:: Short exercise ::
Return all lines with the word "likes" in them.

Data entries
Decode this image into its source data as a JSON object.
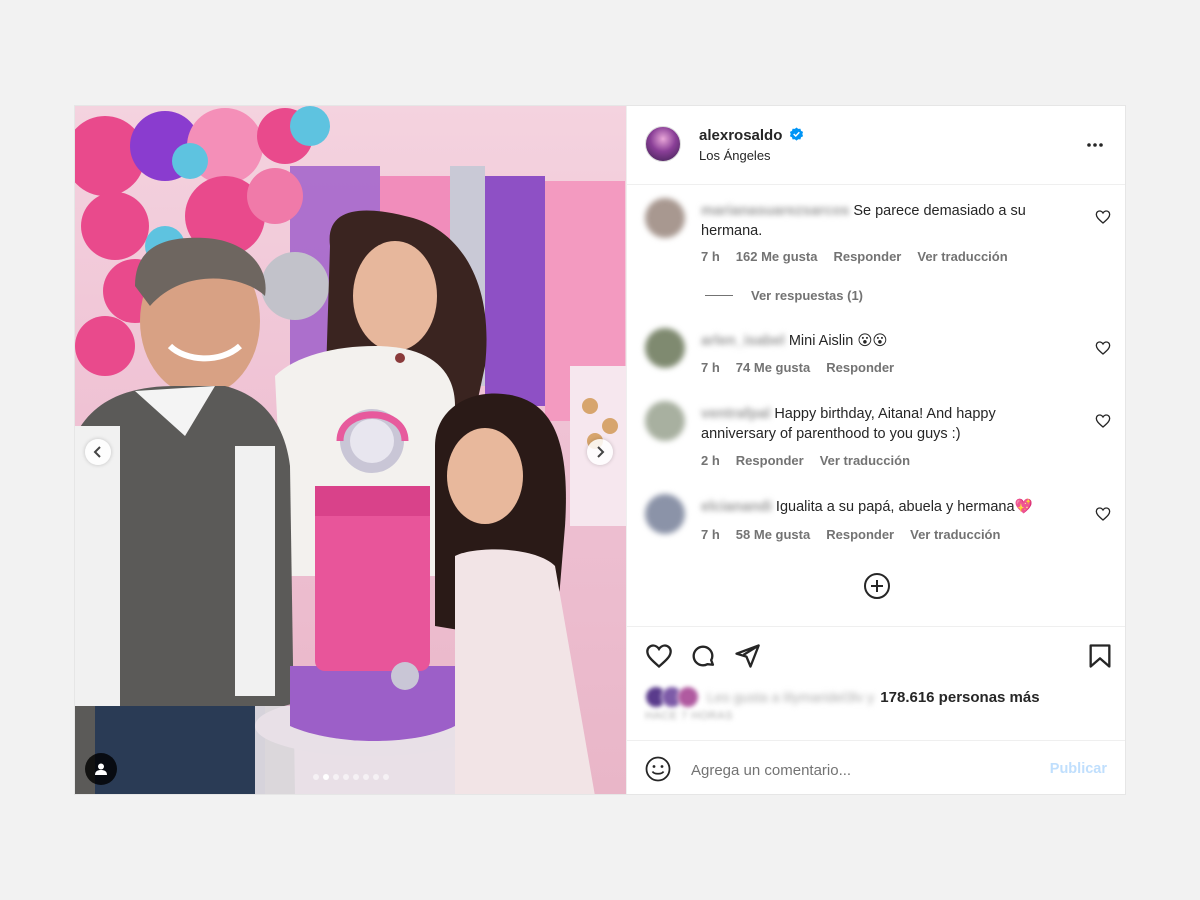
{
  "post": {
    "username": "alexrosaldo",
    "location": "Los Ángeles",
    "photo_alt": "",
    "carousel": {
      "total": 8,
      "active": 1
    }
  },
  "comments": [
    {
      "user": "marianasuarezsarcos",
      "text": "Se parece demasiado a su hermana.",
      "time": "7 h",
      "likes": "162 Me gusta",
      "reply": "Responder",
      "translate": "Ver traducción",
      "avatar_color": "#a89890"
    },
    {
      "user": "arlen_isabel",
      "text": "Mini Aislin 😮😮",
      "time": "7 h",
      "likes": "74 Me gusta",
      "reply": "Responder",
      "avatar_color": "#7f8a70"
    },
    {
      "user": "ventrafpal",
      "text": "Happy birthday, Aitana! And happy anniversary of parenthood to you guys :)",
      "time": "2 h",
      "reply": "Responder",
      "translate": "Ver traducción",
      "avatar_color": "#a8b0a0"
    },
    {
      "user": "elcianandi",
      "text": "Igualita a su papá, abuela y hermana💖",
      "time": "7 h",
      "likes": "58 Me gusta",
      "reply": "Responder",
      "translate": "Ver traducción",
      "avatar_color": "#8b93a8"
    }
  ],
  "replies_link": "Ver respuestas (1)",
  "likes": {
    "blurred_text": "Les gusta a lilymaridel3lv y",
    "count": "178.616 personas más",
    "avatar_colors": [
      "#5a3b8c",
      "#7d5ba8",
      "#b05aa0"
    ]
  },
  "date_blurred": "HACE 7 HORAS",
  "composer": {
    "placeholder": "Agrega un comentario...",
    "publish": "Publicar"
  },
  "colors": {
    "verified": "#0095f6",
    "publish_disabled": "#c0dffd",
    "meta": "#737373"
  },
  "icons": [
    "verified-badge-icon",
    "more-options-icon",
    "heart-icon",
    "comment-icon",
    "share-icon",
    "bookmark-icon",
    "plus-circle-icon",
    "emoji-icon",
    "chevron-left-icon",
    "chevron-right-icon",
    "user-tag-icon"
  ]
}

:: Exercise result ::
      "likes": "162 Me gusta",
      "likes": "74 Me gusta",
      "likes": "58 Me gusta",
  "likes": {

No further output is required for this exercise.